GIVEN INSTRUCTION: Assemble all lines in which the string "process" appears.

--- start MATERIAL PROVIDED ---

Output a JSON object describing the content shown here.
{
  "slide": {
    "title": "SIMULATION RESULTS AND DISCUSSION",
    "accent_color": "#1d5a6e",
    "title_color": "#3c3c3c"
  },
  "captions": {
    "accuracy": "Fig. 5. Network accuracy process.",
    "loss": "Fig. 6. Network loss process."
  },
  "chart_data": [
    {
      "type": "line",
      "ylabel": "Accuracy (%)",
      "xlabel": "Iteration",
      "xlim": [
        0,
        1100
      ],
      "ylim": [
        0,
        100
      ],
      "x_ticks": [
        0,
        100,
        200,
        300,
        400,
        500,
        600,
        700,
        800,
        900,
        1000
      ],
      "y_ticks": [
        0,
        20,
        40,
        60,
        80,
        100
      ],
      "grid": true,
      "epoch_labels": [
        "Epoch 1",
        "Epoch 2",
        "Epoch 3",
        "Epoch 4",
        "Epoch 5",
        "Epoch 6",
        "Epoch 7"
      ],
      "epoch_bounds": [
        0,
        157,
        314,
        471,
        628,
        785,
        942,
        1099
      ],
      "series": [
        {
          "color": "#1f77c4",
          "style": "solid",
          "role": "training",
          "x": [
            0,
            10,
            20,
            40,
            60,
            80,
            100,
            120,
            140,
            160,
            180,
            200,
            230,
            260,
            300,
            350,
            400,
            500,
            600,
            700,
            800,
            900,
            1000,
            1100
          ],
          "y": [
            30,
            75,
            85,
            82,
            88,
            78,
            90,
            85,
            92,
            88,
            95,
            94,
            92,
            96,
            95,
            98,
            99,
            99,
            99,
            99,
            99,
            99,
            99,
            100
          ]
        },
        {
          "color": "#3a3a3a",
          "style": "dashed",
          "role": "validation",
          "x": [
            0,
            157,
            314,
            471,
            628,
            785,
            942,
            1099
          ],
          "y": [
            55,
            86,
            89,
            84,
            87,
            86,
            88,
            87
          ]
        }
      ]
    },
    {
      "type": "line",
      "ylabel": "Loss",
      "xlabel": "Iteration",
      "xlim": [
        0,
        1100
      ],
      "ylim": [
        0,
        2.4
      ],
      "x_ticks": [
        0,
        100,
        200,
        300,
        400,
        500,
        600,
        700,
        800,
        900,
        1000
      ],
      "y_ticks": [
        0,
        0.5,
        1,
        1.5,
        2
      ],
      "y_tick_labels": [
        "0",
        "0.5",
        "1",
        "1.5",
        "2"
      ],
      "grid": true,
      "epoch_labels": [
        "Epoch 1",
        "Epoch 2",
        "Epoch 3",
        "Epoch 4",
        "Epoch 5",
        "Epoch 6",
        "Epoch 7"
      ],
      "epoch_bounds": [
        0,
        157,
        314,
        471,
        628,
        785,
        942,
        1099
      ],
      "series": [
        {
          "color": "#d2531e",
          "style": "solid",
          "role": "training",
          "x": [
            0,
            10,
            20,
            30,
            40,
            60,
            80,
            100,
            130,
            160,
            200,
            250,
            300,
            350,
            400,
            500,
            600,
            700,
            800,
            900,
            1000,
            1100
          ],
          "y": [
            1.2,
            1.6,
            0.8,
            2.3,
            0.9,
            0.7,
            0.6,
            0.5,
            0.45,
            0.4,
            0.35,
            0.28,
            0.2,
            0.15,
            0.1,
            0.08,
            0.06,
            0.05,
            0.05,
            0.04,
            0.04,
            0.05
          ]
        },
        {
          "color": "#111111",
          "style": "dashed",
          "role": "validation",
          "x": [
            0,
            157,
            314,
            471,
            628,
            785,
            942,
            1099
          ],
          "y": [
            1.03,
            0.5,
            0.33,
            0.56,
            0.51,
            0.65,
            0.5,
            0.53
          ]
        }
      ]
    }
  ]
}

--- end MATERIAL PROVIDED ---

COMPLETED EXERCISE:
    "accuracy": "Fig. 5. Network accuracy process.",
    "loss": "Fig. 6. Network loss process."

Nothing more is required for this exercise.